> **WHAT THIS TASK INVOLVES**:
Report every line below that holds the word "color".

> **EXTRACTED MATERIAL**:
++++++++++++++++++++

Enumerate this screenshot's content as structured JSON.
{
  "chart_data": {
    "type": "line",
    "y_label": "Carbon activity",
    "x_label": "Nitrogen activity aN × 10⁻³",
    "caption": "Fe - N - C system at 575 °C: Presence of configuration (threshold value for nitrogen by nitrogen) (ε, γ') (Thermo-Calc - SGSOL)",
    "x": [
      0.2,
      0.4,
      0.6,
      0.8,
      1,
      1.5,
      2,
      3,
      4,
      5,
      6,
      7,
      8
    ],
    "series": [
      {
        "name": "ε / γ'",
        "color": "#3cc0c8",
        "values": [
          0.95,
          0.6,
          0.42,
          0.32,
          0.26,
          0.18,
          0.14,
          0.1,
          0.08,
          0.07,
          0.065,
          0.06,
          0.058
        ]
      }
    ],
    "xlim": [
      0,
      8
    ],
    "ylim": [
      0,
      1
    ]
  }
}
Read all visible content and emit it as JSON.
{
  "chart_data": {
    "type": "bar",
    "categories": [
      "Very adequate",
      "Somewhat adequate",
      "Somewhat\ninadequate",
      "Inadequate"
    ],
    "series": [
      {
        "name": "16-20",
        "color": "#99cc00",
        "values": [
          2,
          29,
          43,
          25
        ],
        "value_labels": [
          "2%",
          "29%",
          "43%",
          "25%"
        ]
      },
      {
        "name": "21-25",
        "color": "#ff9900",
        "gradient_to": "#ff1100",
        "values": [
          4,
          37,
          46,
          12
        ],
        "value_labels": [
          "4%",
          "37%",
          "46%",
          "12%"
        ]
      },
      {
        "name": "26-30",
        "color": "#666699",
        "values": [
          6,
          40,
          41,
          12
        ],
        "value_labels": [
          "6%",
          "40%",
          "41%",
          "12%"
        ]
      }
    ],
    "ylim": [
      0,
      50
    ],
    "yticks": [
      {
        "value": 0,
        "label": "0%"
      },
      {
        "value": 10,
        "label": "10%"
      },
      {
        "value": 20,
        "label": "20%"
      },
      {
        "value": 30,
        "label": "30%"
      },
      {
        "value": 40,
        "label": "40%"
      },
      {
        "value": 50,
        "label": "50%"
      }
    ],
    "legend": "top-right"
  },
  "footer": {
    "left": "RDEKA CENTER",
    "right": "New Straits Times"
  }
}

++++++++++++++++++++

> **REPLY**:
        "color": "#3cc0c8",
        "color": "#99cc00",
        "color": "#ff9900",
        "color": "#666699",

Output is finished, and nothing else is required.